What needs to be done => Below is a block of records. Copy every line in it that contains the word "même".
-------- Data to use
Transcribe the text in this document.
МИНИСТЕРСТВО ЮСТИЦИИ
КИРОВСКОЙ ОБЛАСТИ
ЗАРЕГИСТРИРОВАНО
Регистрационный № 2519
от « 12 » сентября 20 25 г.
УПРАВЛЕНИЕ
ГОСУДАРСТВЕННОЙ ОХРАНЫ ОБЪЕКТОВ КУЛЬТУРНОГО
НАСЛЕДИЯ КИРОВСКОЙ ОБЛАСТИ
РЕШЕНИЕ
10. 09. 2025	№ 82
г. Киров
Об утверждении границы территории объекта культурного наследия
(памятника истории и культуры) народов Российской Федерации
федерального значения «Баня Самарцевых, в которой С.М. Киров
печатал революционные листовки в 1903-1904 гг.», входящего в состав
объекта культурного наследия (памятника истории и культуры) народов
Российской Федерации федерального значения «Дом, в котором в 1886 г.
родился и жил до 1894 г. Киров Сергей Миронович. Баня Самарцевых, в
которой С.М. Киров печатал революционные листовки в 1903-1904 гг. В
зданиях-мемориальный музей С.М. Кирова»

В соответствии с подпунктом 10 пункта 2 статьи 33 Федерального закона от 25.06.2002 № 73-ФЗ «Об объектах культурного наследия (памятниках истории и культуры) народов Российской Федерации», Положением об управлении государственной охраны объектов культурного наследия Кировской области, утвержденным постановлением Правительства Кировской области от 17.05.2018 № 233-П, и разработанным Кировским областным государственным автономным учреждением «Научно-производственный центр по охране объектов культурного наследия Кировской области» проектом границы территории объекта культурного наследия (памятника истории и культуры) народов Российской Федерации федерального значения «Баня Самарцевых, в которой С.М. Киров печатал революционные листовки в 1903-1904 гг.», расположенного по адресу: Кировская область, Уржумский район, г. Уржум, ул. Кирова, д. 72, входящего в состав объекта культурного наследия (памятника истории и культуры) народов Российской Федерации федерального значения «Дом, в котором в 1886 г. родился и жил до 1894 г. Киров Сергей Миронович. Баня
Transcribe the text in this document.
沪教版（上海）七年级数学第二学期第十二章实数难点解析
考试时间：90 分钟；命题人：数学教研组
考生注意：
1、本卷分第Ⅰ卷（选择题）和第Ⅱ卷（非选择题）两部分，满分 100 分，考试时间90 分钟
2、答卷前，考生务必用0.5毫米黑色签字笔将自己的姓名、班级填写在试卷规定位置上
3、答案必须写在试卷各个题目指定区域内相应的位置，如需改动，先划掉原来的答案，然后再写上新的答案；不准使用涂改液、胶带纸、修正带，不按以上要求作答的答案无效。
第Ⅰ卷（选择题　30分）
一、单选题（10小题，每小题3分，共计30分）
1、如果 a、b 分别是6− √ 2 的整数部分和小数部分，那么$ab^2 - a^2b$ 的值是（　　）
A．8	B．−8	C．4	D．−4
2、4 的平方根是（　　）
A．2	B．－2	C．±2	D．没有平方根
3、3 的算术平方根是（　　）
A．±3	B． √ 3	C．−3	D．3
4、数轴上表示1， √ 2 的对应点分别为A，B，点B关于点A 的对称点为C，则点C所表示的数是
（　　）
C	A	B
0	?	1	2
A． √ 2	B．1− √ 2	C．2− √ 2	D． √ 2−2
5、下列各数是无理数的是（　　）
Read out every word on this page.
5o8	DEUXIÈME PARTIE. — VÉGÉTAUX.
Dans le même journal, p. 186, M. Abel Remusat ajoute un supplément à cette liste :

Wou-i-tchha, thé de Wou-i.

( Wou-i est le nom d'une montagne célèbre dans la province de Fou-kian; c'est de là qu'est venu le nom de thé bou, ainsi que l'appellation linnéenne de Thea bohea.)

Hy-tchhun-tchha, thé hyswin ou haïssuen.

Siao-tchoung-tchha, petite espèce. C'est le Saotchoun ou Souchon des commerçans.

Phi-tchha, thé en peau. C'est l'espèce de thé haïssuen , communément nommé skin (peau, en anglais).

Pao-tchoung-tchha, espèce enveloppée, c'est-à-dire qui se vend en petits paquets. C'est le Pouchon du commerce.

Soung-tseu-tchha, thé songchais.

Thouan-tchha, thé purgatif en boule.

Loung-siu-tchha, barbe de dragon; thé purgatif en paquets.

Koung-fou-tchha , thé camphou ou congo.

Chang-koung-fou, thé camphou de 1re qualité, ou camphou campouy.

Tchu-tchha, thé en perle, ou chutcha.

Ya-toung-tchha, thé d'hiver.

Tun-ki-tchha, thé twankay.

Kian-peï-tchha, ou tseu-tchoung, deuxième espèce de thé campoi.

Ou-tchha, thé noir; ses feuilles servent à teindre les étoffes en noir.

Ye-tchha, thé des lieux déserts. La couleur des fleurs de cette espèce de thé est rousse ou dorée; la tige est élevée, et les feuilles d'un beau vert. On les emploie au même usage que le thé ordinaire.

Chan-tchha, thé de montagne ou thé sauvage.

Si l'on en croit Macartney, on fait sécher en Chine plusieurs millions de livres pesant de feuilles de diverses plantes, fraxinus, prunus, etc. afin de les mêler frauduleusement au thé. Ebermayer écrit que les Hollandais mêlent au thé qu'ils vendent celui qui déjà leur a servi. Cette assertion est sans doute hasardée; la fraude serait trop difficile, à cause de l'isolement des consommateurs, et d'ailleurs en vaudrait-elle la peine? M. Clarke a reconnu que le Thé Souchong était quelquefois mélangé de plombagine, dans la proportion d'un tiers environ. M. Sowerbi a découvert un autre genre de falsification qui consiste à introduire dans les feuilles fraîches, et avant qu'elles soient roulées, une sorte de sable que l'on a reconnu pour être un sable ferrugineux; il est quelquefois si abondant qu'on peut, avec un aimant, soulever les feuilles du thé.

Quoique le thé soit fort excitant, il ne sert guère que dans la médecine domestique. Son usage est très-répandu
----------------
Task response =>
Dans le même journal, p. 186, M. Abel Remusat ajoute un supplément à cette liste :
Ye-tchha, thé des lieux déserts. La couleur des fleurs de cette espèce de thé est rousse ou dorée; la tige est élevée, et les feuilles d'un beau vert. On les emploie au même usage que le thé ordinaire.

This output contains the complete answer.